指示
特撮とCGに関する記事から、「で、「ゴジラS.P」の話とどう繋がるのですか?」から「の方がよっぽど生物らしいし。」に至るまでの全文を、一字一句違えずに書き写してください。

記事
================

CGなら骸骨剣士の動きはもっとリアルだったかもしれないが、この映画をここまで有名にしなかっただろう。

 他に何か?
 最近ではCGが本編部分にも多用されているが、どこまでが現実なのか分からない世界って観ていて面白いか?過去に特撮番組の爆発シーンで、髪の毛に火が付いてしまった女優さんが降板するようなことがあった。昔の作品では役者さんが体を張るシーンも多かったし、本編にも少なからず今より緊張感があった。でも炎が作り物なのはまだしも、焼かれる人間までCGで表現されてしまうと、どこで私たちは炎の熱さを感じたらいいんだ?近代特撮作品においては、こうした本編部分のCGに頼ったお手軽さというか、薄っぺらさも問題だと思う。
 で、「ゴジラS.P」の話とどう繋がるのですか?
 遅かれ早かれ、登場する人間全てをCGで描くフルCGの作品が増えてくることは間違いない。わが国ではNHKのAI美空ひばりが物議を醸したが、スターウォーズのスピンオフ作品ではすでに死んでいるピーター・カッシング(ターキン総督)がCGで復活しているそうだしな。フルCGが映像の世界を席巻するようになると、虚構の世界で丸々1本の作品を作り上げてしまう訳だから、現実世界との懸け橋は不要になり特撮というジャンルは消失する。残るのは、1)完全実写、2)実写(パートCG)、3)フルCG、4)フルアニメ、5)アニメ(パートCG)注)と言うことになるのだが、作品としてバラエティに富み、映像にクリエーターの個性が色濃く反映されるのは、CGより断然アニメだろう。わが国では、豊かな才能を感じるアニメーターが多く育ってきているしな。だから、従来の特撮作品の実写部分をアニメに置きかえた、5)の様なハイブリッド作品が今後は有望だと思った次第だ。
注)実写(パートアニメ)は、わが国でも実験的に試されたことがあるが(「プロレスの星 アステカイザー」等)、大きな成果は得られていない。一方、実写背景にアニメを埋め込む(あるいはアニメ背景に実写を埋め込む)といった映像処理は古くはディズニー映画に見られるが、今後はCGのジャンルに位置づけられると考える。
 教授は、CGで怪獣を表現する近年のゴジラ映画には辛口コメントですね。
 実写映画におけるCGは、どう考えても怪獣にむいてないと思うぞ。「ジュラシック・パーク」が感動を生んだのは、実際に存在していた恐竜をCGで再現したからであって、いくらゴジラをCGでそれっぽく表現しても、「本物のゴジラってこうなんだ」って感動する観客はいない。むしろスーツアクターの演じるゴジラの方がよっぽど生物らしいし。

================

記録情報
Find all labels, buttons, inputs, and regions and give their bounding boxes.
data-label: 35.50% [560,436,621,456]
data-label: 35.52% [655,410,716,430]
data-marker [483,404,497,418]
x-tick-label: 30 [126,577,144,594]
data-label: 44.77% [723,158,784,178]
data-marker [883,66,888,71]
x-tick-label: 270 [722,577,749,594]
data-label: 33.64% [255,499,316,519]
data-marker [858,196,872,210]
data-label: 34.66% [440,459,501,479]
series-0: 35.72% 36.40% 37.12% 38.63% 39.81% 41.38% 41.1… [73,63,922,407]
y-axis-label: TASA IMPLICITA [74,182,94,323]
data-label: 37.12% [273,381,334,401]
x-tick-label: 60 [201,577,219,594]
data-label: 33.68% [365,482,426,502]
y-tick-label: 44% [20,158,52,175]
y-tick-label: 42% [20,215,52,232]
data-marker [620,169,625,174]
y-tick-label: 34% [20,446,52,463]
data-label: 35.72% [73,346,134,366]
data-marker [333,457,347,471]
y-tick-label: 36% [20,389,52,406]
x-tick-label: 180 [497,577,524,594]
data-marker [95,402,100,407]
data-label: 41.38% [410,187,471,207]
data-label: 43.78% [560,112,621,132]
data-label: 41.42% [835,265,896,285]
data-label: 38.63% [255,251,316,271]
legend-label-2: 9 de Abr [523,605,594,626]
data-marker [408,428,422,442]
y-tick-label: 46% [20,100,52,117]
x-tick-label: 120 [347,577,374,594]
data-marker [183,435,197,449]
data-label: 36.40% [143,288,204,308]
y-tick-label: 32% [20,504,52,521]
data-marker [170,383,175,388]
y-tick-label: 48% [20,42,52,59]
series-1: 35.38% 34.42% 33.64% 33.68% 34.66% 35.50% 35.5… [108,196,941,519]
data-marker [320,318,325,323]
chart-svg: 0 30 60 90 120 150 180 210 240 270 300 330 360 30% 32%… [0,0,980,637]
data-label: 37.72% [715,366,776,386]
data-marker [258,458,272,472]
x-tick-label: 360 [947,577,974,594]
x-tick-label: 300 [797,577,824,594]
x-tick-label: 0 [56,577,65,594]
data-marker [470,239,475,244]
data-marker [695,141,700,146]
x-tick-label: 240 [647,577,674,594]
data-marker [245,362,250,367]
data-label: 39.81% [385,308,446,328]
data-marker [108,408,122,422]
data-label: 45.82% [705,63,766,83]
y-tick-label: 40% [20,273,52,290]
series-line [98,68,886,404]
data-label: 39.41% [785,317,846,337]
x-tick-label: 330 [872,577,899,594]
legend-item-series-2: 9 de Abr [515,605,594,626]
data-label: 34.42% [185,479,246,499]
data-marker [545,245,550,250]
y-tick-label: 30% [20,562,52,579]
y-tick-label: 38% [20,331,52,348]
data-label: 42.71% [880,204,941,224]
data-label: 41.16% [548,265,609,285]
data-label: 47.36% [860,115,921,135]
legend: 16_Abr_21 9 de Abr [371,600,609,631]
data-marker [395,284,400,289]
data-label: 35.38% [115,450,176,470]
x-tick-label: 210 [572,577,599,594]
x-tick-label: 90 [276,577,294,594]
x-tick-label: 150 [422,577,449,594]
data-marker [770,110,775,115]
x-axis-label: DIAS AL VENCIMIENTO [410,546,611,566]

================

解答
で、「ゴジラS.P」の話とどう繋がるのですか?
 遅かれ早かれ、登場する人間全てをCGで描くフルCGの作品が増えてくることは間違いない。わが国ではNHKのAI美空ひばりが物議を醸したが、スターウォーズのスピンオフ作品ではすでに死んでいるピーター・カッシング(ターキン総督)がCGで復活しているそうだしな。フルCGが映像の世界を席巻するようになると、虚構の世界で丸々1本の作品を作り上げてしまう訳だから、現実世界との懸け橋は不要になり特撮というジャンルは消失する。残るのは、1)完全実写、2)実写(パートCG)、3)フルCG、4)フルアニメ、5)アニメ(パートCG)注)と言うことになるのだが、作品としてバラエティに富み、映像にクリエーターの個性が色濃く反映されるのは、CGより断然アニメだろう。わが国では、豊かな才能を感じるアニメーターが多く育ってきているしな。だから、従来の特撮作品の実写部分をアニメに置きかえた、5)の様なハイブリッド作品が今後は有望だと思った次第だ。
注)実写(パートアニメ)は、わが国でも実験的に試されたことがあるが(「プロレスの星 アステカイザー」等)、大きな成果は得られていない。一方、実写背景にアニメを埋め込む(あるいはアニメ背景に実写を埋め込む)といった映像処理は古くはディズニー映画に見られるが、今後はCGのジャンルに位置づけられると考える。
 教授は、CGで怪獣を表現する近年のゴジラ映画には辛口コメントですね。
 実写映画におけるCGは、どう考えても怪獣にむいてないと思うぞ。「ジュラシック・パーク」が感動を生んだのは、実際に存在していた恐竜をCGで再現したからであって、いくらゴジラをCGでそれっぽく表現しても、「本物のゴジラってこうなんだ」って感動する観客はいない。むしろスーツアクターの演じるゴジラの方がよっぽど生物らしいし。